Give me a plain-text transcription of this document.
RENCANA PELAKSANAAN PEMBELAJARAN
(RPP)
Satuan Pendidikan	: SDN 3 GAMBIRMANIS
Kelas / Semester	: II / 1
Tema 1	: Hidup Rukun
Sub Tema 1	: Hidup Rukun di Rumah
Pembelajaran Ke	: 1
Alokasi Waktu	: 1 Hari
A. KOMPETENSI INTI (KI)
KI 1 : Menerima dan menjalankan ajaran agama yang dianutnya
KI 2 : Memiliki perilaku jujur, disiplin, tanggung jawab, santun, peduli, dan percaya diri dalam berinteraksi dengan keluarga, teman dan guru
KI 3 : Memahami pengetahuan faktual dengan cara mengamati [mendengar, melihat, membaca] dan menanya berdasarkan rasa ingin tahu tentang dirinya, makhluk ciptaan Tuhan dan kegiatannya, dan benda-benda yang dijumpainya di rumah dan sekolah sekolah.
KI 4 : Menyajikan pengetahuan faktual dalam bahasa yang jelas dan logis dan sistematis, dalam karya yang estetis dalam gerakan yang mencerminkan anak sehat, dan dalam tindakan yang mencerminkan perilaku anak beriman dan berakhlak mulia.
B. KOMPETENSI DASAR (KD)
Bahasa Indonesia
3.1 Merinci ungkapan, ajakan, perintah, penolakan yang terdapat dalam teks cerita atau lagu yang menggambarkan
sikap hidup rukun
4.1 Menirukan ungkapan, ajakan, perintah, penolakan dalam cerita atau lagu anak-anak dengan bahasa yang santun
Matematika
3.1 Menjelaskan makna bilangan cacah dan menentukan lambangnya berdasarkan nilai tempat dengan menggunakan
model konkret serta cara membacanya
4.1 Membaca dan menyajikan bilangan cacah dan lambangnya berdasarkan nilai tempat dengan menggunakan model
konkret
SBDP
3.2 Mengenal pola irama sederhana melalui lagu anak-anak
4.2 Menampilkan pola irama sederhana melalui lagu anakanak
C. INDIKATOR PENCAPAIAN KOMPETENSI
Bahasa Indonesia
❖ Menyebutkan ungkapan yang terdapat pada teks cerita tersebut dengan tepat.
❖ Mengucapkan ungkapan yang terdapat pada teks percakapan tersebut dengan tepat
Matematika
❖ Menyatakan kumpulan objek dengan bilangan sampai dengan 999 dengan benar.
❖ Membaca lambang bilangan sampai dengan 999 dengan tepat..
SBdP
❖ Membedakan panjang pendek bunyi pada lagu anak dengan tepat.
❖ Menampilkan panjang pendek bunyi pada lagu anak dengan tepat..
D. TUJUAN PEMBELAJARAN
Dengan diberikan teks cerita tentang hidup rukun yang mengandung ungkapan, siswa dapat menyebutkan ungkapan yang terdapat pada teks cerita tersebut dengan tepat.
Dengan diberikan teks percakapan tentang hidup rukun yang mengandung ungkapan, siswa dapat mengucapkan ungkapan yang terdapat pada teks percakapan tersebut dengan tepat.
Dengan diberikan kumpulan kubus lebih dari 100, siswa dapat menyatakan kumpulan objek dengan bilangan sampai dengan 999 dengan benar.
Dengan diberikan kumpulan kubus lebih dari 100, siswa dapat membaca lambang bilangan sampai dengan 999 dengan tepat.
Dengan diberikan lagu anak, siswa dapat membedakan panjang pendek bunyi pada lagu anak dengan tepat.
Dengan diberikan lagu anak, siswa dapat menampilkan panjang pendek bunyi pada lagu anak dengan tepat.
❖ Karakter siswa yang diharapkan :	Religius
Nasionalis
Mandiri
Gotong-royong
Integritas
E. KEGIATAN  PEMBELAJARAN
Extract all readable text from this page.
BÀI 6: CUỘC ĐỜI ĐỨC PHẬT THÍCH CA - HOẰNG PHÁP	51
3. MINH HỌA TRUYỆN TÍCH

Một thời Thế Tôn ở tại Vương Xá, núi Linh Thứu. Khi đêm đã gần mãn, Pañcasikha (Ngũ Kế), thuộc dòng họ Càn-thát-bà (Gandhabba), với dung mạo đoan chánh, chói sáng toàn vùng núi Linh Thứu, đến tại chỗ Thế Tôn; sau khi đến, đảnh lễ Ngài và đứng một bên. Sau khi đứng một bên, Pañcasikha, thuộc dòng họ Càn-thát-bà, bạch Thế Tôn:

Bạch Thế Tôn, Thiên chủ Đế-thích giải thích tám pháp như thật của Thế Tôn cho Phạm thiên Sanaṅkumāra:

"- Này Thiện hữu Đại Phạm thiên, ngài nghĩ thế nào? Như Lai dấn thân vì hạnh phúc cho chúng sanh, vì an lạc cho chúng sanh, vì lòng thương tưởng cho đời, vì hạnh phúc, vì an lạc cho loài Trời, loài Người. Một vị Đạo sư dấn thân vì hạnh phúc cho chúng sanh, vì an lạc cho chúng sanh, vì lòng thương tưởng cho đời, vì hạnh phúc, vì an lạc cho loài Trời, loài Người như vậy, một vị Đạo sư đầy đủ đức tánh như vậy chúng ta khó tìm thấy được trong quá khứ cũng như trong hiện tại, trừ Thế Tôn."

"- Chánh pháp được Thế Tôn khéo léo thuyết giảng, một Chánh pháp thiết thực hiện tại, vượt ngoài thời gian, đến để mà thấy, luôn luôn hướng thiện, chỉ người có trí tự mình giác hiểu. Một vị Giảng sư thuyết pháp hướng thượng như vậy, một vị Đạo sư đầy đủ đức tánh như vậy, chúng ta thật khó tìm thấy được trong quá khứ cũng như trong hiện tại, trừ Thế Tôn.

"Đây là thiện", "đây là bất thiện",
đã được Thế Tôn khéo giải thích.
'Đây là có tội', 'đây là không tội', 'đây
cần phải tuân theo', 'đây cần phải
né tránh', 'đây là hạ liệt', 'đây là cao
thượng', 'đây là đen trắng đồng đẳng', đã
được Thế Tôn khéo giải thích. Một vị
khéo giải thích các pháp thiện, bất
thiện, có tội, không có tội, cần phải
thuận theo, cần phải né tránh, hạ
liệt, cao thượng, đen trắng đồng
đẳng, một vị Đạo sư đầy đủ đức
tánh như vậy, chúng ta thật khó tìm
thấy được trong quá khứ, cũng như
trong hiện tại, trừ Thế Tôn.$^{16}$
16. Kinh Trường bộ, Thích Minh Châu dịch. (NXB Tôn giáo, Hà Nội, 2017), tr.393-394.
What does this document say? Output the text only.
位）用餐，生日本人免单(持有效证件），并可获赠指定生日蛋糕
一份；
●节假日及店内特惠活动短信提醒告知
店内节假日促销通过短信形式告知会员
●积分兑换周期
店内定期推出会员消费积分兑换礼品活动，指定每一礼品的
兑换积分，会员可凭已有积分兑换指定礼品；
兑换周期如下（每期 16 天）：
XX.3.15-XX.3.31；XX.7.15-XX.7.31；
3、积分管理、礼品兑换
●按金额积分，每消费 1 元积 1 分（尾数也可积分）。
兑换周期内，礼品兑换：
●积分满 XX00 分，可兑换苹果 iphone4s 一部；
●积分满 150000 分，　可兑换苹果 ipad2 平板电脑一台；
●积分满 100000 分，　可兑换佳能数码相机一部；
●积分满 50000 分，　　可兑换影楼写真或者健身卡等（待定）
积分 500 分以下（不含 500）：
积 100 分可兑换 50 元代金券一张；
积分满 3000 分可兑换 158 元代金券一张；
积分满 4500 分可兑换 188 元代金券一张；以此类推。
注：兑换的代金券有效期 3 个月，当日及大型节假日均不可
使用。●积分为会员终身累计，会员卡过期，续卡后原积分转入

+ + + +

● GIVEN EXERCISE:
Reproduce the final stretch of the data above: every line from the one holding "What does this" through the end, inclusive, exactly as written and nothing else.

● TASK ANSWER:
What does this document say? Output the text only.
位）用餐，生日本人免单(持有效证件），并可获赠指定生日蛋糕
一份；
●节假日及店内特惠活动短信提醒告知
店内节假日促销通过短信形式告知会员
●积分兑换周期
店内定期推出会员消费积分兑换礼品活动，指定每一礼品的
兑换积分，会员可凭已有积分兑换指定礼品；
兑换周期如下（每期 16 天）：
XX.3.15-XX.3.31；XX.7.15-XX.7.31；
3、积分管理、礼品兑换
●按金额积分，每消费 1 元积 1 分（尾数也可积分）。
兑换周期内，礼品兑换：
●积分满 XX00 分，可兑换苹果 iphone4s 一部；
●积分满 150000 分，　可兑换苹果 ipad2 平板电脑一台；
●积分满 100000 分，　可兑换佳能数码相机一部；
●积分满 50000 分，　　可兑换影楼写真或者健身卡等（待定）
积分 500 分以下（不含 500）：
积 100 分可兑换 50 元代金券一张；
积分满 3000 分可兑换 158 元代金券一张；
积分满 4500 分可兑换 188 元代金券一张；以此类推。
注：兑换的代金券有效期 3 个月，当日及大型节假日均不可
使用。●积分为会员终身累计，会员卡过期，续卡后原积分转入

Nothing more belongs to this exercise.